Extract every line where the string "слова" appears.
>> start
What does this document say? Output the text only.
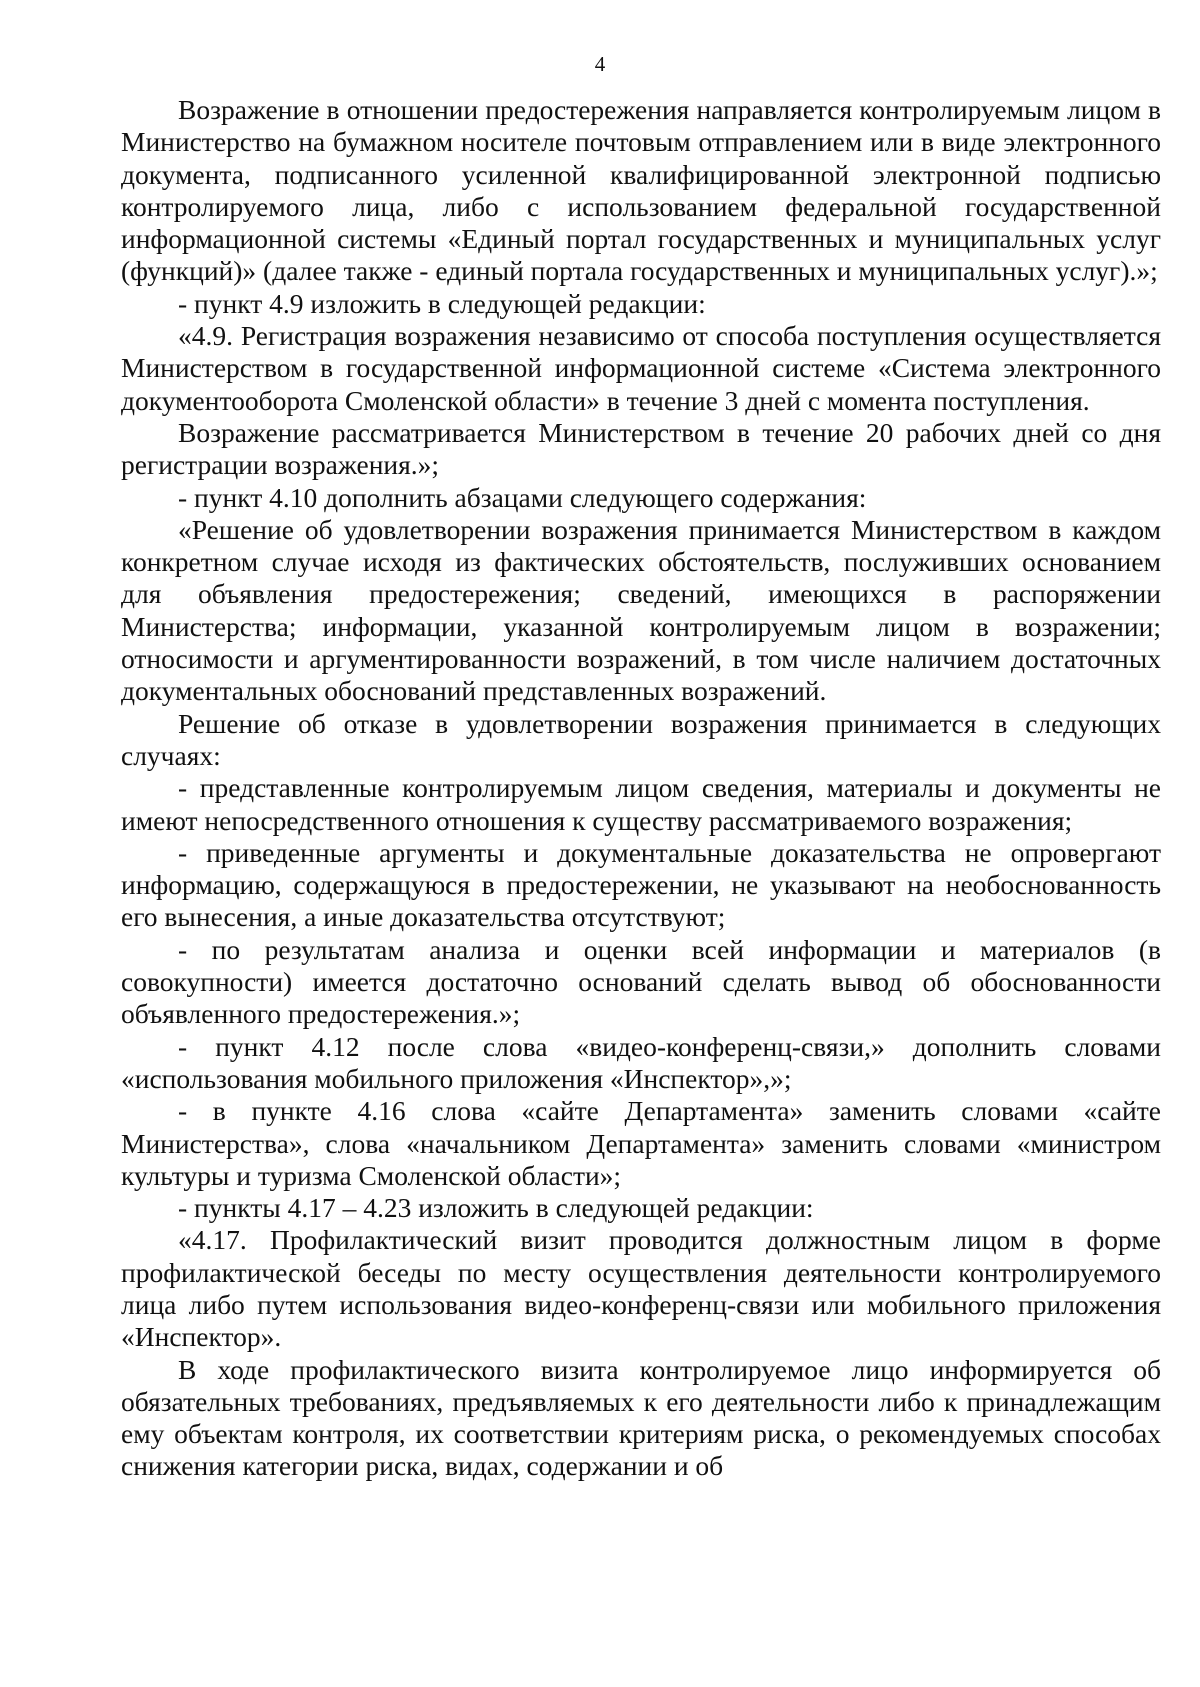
4

Возражение в отношении предостережения направляется контролируемым лицом в Министерство на бумажном носителе почтовым отправлением или в виде электронного документа, подписанного усиленной квалифицированной электронной подписью контролируемого лица, либо с использованием федеральной государственной информационной системы «Единый портал государственных и муниципальных услуг (функций)» (далее также - единый портала государственных и муниципальных услуг).»;

- пункт 4.9 изложить в следующей редакции:

«4.9. Регистрация возражения независимо от способа поступления осуществляется Министерством в государственной информационной системе «Система электронного документооборота Смоленской области» в течение 3 дней с момента поступления.

Возражение рассматривается Министерством в течение 20 рабочих дней со дня регистрации возражения.»;

- пункт 4.10 дополнить абзацами следующего содержания:

«Решение об удовлетворении возражения принимается Министерством в каждом конкретном случае исходя из фактических обстоятельств, послуживших основанием для объявления предостережения; сведений, имеющихся в распоряжении Министерства; информации, указанной контролируемым лицом в возражении; относимости и аргументированности возражений, в том числе наличием достаточных документальных обоснований представленных возражений.

Решение об отказе в удовлетворении возражения принимается в следующих случаях:

- представленные контролируемым лицом сведения, материалы и документы не имеют непосредственного отношения к существу рассматриваемого возражения;

- приведенные аргументы и документальные доказательства не опровергают информацию, содержащуюся в предостережении, не указывают на необоснованность его вынесения, а иные доказательства отсутствуют;

- по результатам анализа и оценки всей информации и материалов (в совокупности) имеется достаточно оснований сделать вывод об обоснованности объявленного предостережения.»;

- пункт 4.12 после слова «видео-конференц-связи,» дополнить словами «использования мобильного приложения «Инспектор»,»;

- в пункте 4.16 слова «сайте Департамента» заменить словами «сайте Министерства», слова «начальником Департамента» заменить словами «министром культуры и туризма Смоленской области»;

- пункты 4.17 – 4.23 изложить в следующей редакции:

«4.17. Профилактический визит проводится должностным лицом в форме профилактической беседы по месту осуществления деятельности контролируемого лица либо путем использования видео-конференц-связи или мобильного приложения «Инспектор».

В ходе профилактического визита контролируемое лицо информируется об обязательных требованиях, предъявляемых к его деятельности либо к принадлежащим ему объектам контроля, их соответствии критериям риска, о рекомендуемых способах снижения категории риска, видах, содержании и об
>> end
◆ Final result ◆
- пункт 4.12 после слова «видео-конференц-связи,» дополнить словами «использования мобильного приложения «Инспектор»,»;
- в пункте 4.16 слова «сайте Департамента» заменить словами «сайте Министерства», слова «начальником Департамента» заменить словами «министром культуры и туризма Смоленской области»;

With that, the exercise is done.